Write out the records word for word, with no pictures.

* _Data supplied_:
◇ ◇ ◇

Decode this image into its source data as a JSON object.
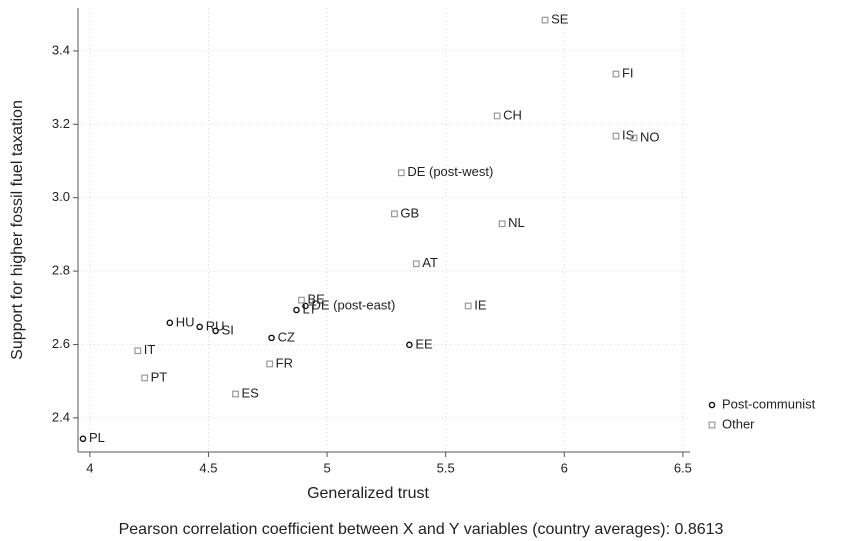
{
  "chart_data": {
    "type": "scatter",
    "x_label": "Generalized trust",
    "y_label": "Support for higher fossil fuel taxation",
    "note": "Pearson correlation coefficient between X and Y variables (country averages): 0.8613",
    "xlim": [
      3.95,
      6.53
    ],
    "ylim": [
      2.307,
      3.517
    ],
    "xticks": [
      4,
      4.5,
      5,
      5.5,
      6,
      6.5
    ],
    "yticks": [
      {
        "value": 2.4,
        "label": "2.4"
      },
      {
        "value": 2.6,
        "label": "2.6"
      },
      {
        "value": 2.8,
        "label": "2.8"
      },
      {
        "value": 3.0,
        "label": "3.0"
      },
      {
        "value": 3.2,
        "label": "3.2"
      },
      {
        "value": 3.4,
        "label": "3.4"
      }
    ],
    "grid": true,
    "legend": "right",
    "series": [
      {
        "name": "Post-communist",
        "marker": "circle",
        "color": "#111111",
        "labels": [
          "DE (post-east)",
          "LT",
          "HU",
          "RU",
          "SI",
          "CZ",
          "EE",
          "PL"
        ],
        "x": [
          4.909,
          4.871,
          4.337,
          4.463,
          4.53,
          4.766,
          5.347,
          3.971
        ],
        "values": [
          2.705,
          2.694,
          2.659,
          2.648,
          2.637,
          2.618,
          2.599,
          2.343
        ]
      },
      {
        "name": "Other",
        "marker": "square",
        "color": "#999999",
        "labels": [
          "SE",
          "FI",
          "CH",
          "IS",
          "NO",
          "DE (post-west)",
          "GB",
          "NL",
          "AT",
          "BE",
          "IE",
          "IT",
          "FR",
          "PT",
          "ES"
        ],
        "x": [
          5.919,
          6.218,
          5.717,
          6.218,
          6.294,
          5.313,
          5.284,
          5.738,
          5.376,
          4.892,
          5.595,
          4.202,
          4.758,
          4.231,
          4.614
        ],
        "values": [
          3.484,
          3.337,
          3.223,
          3.168,
          3.163,
          3.068,
          2.956,
          2.929,
          2.82,
          2.721,
          2.705,
          2.583,
          2.547,
          2.509,
          2.465
        ]
      }
    ]
  }
}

◇ ◇ ◇

* _Task response_:
Decode this image into its source data as a JSON object.
{
  "chart_data": {
    "type": "scatter",
    "x_label": "Generalized trust",
    "y_label": "Support for higher fossil fuel taxation",
    "note": "Pearson correlation coefficient between X and Y variables (country averages): 0.8613",
    "xlim": [
      3.95,
      6.53
    ],
    "ylim": [
      2.307,
      3.517
    ],
    "xticks": [
      4,
      4.5,
      5,
      5.5,
      6,
      6.5
    ],
    "yticks": [
      {
        "value": 2.4,
        "label": "2.4"
      },
      {
        "value": 2.6,
        "label": "2.6"
      },
      {
        "value": 2.8,
        "label": "2.8"
      },
      {
        "value": 3.0,
        "label": "3.0"
      },
      {
        "value": 3.2,
        "label": "3.2"
      },
      {
        "value": 3.4,
        "label": "3.4"
      }
    ],
    "grid": true,
    "legend": "right",
    "series": [
      {
        "name": "Post-communist",
        "marker": "circle",
        "color": "#111111",
        "labels": [
          "DE (post-east)",
          "LT",
          "HU",
          "RU",
          "SI",
          "CZ",
          "EE",
          "PL"
        ],
        "x": [
          4.909,
          4.871,
          4.337,
          4.463,
          4.53,
          4.766,
          5.347,
          3.971
        ],
        "values": [
          2.705,
          2.694,
          2.659,
          2.648,
          2.637,
          2.618,
          2.599,
          2.343
        ]
      },
      {
        "name": "Other",
        "marker": "square",
        "color": "#999999",
        "labels": [
          "SE",
          "FI",
          "CH",
          "IS",
          "NO",
          "DE (post-west)",
          "GB",
          "NL",
          "AT",
          "BE",
          "IE",
          "IT",
          "FR",
          "PT",
          "ES"
        ],
        "x": [
          5.919,
          6.218,
          5.717,
          6.218,
          6.294,
          5.313,
          5.284,
          5.738,
          5.376,
          4.892,
          5.595,
          4.202,
          4.758,
          4.231,
          4.614
        ],
        "values": [
          3.484,
          3.337,
          3.223,
          3.168,
          3.163,
          3.068,
          2.956,
          2.929,
          2.82,
          2.721,
          2.705,
          2.583,
          2.547,
          2.509,
          2.465
        ]
      }
    ]
  }
}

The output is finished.